"El sabor del cloro", de Bastien Vivès
Por Roberto Bartual
Aunque El sabor del cloro no es estrictamente una novedad editorial, la reciente publicación de otras obras de Bastien Vivès como Amistad estrecha o el segundo volumen de Por el imperio, nos invita a revisar el que probablemente es el título más conocido de este jovencísimo autor francés. El sabor del cloro le valió a Vivès el premio al autor revelación del Festival de Angulema en 2009. Y con razón, pues en este álbum su autor demuestra una habilidad narrativa poco común que le permite lograr algo bien difícil: mantener al lector enganchado a una historia en la que no ocurre prácticamente nada. La premisa de El sabor del cloro es mínima. Su protagonista acude todos los miércoles a una piscina cubierta por recomendación de su fisioterapeuta y allí conoce a una joven nadadora con la que, poco a poco, semana a semana, irá entablando amistad. Los diálogos son escasos y la acción no va mucho más allá del entrar y salir en el agua, hacer unos largos, solo o acompañado, y visitar al fisioterapeuta, en cuya consulta se pausa el relato para que éste pueda respirar entre chapuzón y chapuzón. Ni que decir tiene que en algún punto de esta rutina, el protagonista, quizá alter-ego de Vivès, empezará a enamorarse de la bañista, lo cual no deja de tener su mérito, no porque sea especialmente difícil ligar en una piscina, que seguro que lo es, sino porque ni el protagonista ni su amiga verbalizan nunca lo que sienten, lo cual obliga al lector a adivinar las emociones de ambos a través de sus gestos corporales.
En la precisión con que dichos gestos quedan reflejados en las viñetas reside el mayor valor de El sabor del cloro. A veces parece como si Vivès estuviera reproduciendo fotografías tomadas a bañistas en movimiento, tal es la exactitud en la posición de las piernas, la forma de doblar el codo o de inclinar la mano. Lo mismo podemos decir de los gestos que delatan el acercamiento de la pareja protagonista: unas manos apenas tendidas que no se atreven a tocar, una sonrisa ambigua, un torso que se impulsa impaciente hacia la superficie para coger aire, deseoso de volver cuanto antes a ese espacio de indecisión romántica que ambos personajes han creado bajo el agua. El gesto es el rey en El sabor del cloro, lo cual, al contrario de lo ocurre en el cine, no es muy común en el cómic. Ni siquiera maestros del cómic “mudo” como Hendrik Dorgathen o Jason suelen hacer del lenguaje corporal el principal mecanismo para dar a entender lo que piensan sus personajes. Chris Ware es quizá, junto con Bastien Vivès, uno de los pocos autores que se han atrevido, como Bresson en el cine (o la cada vez más espléndida Sofía Coppola), a hacer del rostro y el cuerpo humano la premisa central de sus historias. Y es en esta comparación donde aparece el único “pero” que podemos podenerle a El sabor del cloro. Vivès se deja llevar demasiado por el poder sugestivo del gesto. En la obra de Ware, en la de Bresson, en la de Coppola o incluso en la del mejor Eastwood, el gesto es un síntoma de la narración, una manifestación del peso del pasado, de la psicología de los personajes y de otros datos que, sin ser explícitos, el autor tiene siempre en mente de antemano. En El sabor del cloro, sin embargo, muchas veces da la sensación de que Vivès no tiene del todo claro quiénes son sus personajes o por qué actúan como lo hacen, dejando que sea el lector quien decida estas cuestiones. No deja de ser, por tanto, una narración con trampa, aunque la absoluta indefinición del gesto de Vivès habrá a quien le parezca un recurso perfectamente legítimo a la hora de involucrar creativamente al lector en la historia que las imágenes están contando. En resumen, una obra y un autor de lo más recomendables.
......
Objetivo del ejercicio
¿Qué autores de cómic y cineastas, aparte de Bastien Vivès, nombra la reseña de El sabor del cloro al hablar del uso del gesto?

Datos de análisis de la maquetación de documentos:
......
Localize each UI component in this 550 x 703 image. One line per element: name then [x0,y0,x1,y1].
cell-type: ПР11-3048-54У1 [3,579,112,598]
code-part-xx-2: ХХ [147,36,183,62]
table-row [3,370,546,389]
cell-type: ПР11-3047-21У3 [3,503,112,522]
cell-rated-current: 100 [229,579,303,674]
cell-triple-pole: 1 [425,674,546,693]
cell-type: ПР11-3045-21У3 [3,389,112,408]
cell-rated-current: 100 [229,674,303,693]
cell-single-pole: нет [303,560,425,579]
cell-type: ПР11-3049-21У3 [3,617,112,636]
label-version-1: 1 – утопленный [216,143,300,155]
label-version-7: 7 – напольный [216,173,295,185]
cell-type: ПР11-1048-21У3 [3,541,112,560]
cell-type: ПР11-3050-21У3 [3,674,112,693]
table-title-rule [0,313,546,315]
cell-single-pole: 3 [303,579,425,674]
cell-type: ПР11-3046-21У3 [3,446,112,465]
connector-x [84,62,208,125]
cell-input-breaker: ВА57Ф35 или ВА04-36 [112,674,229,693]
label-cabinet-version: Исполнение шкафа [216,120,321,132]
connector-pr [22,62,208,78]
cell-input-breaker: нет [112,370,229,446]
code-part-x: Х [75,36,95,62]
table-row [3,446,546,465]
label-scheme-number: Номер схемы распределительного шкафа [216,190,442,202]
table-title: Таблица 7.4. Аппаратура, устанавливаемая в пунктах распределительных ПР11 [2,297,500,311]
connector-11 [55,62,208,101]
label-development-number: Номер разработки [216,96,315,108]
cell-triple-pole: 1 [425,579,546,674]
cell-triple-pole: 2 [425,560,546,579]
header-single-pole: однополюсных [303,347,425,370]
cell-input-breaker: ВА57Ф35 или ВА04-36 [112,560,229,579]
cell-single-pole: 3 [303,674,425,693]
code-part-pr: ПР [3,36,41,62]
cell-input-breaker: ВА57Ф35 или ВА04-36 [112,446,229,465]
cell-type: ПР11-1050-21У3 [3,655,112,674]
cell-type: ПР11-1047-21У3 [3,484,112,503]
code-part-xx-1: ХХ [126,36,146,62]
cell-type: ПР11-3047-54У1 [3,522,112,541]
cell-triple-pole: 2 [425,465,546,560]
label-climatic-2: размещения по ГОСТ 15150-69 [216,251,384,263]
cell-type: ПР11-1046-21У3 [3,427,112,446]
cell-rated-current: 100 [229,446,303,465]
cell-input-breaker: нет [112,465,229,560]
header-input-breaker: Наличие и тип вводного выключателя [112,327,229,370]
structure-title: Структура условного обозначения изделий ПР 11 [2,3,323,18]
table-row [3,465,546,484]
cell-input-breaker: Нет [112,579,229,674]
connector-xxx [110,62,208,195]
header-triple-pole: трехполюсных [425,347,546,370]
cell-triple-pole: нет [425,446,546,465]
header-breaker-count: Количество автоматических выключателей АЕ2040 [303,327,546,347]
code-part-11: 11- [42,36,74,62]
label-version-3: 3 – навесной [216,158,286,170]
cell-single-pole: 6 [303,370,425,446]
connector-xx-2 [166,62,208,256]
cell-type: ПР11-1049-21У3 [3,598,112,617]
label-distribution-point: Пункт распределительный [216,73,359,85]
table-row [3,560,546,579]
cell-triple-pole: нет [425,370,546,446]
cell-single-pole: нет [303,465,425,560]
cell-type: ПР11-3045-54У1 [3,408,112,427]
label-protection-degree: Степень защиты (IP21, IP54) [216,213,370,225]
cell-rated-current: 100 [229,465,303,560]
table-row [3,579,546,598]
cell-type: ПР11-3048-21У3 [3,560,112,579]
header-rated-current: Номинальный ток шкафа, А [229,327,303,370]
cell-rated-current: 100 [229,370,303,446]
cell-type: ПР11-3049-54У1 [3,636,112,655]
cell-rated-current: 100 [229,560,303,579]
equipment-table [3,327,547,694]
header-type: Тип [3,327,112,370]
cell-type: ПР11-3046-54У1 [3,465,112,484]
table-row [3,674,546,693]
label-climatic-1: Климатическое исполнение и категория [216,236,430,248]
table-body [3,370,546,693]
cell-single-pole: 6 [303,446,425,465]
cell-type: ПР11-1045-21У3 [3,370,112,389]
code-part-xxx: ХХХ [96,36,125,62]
......
Resultado
- Hendrik Dorgathen
- Jason
- Chris Ware
- Bresson
- Sofía Coppola
- Eastwood